Start of INPUT MATERIAL

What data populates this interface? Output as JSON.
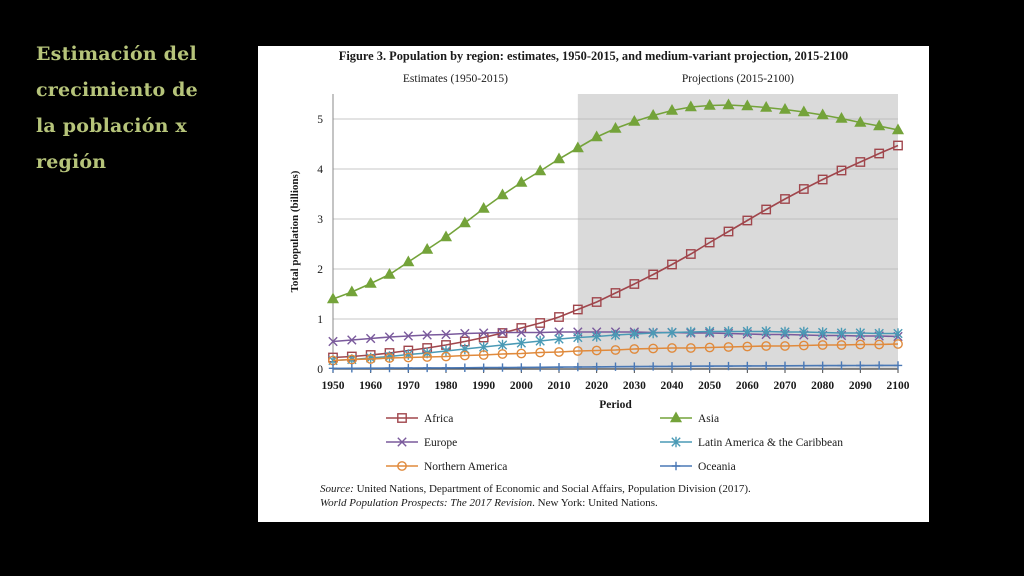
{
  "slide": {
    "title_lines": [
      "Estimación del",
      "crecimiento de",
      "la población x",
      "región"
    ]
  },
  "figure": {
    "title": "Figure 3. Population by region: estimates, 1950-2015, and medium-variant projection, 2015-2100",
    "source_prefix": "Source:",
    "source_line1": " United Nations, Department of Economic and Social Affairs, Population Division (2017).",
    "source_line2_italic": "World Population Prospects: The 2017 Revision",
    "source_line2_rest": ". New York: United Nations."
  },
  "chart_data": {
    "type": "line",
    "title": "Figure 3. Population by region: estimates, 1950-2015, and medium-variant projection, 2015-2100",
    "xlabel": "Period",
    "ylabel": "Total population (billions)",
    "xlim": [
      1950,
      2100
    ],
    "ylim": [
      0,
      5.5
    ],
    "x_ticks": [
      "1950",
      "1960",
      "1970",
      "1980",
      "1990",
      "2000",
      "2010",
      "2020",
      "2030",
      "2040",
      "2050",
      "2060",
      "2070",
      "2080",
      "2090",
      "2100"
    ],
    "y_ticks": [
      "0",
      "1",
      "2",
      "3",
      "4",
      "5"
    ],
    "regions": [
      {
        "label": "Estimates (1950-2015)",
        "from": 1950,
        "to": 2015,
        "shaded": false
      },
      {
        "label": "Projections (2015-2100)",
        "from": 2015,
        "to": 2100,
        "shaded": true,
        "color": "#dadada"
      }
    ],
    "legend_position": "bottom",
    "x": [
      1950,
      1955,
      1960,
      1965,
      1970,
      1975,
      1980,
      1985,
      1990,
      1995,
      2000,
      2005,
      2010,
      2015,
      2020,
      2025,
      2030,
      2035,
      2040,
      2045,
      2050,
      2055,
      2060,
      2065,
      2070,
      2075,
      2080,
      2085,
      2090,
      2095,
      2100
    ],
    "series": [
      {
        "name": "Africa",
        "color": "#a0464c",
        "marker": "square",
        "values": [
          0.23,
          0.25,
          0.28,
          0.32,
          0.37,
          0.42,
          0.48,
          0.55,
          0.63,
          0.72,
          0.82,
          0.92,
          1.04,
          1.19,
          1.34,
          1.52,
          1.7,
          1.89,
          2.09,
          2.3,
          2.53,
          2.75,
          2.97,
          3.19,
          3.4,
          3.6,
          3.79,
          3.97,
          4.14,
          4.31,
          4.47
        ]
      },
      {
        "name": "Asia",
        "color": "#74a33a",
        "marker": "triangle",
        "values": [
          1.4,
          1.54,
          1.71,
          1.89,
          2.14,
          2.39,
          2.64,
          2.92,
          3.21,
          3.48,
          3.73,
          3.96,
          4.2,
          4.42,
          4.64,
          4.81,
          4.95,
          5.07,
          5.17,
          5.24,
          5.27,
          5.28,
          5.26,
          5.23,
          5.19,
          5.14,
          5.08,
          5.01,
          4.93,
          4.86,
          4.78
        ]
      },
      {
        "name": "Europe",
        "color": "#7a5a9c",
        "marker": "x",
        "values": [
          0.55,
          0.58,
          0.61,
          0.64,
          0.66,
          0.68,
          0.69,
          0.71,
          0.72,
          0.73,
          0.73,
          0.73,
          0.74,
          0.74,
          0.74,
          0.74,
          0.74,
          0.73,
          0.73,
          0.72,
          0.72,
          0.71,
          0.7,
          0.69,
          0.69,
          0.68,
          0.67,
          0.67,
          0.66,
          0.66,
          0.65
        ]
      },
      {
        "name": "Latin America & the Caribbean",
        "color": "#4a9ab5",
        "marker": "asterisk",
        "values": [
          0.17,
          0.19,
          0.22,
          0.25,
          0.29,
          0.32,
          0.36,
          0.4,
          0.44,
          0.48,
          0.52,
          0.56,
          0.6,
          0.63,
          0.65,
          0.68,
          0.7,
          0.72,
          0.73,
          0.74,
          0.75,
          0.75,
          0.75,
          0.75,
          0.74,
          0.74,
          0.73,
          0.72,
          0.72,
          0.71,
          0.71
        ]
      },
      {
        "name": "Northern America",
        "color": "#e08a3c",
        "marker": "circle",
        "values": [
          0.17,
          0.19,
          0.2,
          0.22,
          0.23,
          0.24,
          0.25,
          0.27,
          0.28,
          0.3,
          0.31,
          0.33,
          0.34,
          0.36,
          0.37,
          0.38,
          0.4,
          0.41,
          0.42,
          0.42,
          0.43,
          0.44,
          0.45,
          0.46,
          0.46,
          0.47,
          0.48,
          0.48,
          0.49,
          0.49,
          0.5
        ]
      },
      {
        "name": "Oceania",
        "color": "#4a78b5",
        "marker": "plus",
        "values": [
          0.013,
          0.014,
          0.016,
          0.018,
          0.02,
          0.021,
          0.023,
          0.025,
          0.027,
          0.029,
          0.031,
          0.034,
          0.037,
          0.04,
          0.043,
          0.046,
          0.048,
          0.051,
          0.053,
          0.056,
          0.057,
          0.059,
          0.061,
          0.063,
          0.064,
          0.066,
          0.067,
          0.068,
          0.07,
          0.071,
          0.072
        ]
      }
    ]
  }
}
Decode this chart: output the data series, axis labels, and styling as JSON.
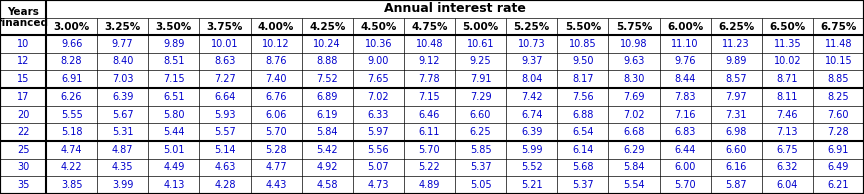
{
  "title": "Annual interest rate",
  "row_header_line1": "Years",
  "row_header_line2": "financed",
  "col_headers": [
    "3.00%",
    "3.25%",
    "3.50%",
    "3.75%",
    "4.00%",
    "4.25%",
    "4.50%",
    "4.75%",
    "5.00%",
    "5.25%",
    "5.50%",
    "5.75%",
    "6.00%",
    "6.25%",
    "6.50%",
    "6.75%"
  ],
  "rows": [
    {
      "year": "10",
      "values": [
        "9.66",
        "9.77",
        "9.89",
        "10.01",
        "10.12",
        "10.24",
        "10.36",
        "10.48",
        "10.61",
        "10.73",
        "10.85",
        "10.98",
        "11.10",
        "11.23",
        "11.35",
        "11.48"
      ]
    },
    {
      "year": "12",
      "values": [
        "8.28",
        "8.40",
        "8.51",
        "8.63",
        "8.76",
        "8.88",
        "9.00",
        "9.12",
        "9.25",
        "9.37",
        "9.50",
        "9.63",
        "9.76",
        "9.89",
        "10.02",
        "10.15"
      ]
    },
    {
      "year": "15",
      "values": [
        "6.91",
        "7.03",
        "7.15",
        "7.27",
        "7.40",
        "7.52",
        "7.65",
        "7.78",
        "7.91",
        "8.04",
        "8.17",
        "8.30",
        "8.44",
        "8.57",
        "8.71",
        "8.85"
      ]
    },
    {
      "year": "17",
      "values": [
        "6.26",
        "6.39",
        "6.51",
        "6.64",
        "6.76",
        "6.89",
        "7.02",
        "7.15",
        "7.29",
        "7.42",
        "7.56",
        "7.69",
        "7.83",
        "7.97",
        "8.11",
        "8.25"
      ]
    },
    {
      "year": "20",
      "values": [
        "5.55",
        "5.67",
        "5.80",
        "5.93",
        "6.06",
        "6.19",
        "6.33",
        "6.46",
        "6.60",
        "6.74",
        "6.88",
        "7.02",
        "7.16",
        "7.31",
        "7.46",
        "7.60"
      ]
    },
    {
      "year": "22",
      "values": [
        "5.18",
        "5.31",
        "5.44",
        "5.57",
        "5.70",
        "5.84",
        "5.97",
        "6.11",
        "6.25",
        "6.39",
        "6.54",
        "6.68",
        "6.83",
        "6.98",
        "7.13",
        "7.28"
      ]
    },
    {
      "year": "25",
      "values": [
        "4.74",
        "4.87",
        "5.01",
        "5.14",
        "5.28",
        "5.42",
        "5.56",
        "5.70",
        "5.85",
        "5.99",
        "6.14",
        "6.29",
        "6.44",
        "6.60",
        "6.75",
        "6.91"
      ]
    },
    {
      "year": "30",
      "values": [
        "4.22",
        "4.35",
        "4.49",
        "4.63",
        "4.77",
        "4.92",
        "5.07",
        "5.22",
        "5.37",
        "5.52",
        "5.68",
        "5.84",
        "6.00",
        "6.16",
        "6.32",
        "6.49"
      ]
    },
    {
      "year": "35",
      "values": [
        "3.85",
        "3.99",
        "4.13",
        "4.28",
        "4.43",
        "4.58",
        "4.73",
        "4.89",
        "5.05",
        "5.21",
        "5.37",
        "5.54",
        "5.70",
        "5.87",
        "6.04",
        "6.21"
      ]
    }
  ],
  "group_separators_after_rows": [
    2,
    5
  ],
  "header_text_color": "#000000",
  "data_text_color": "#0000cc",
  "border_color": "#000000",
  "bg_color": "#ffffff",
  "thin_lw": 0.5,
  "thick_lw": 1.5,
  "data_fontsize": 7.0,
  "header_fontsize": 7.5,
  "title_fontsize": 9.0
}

End of INPUT MATERIAL

Search the data for "United". Copy every line that has it.

#### [TASK RESULT]
    "source_line1": " United Nations, Department of Economic and Social Affairs, Population Division (2017).",
    "source_line2_rest": ". New York: United Nations."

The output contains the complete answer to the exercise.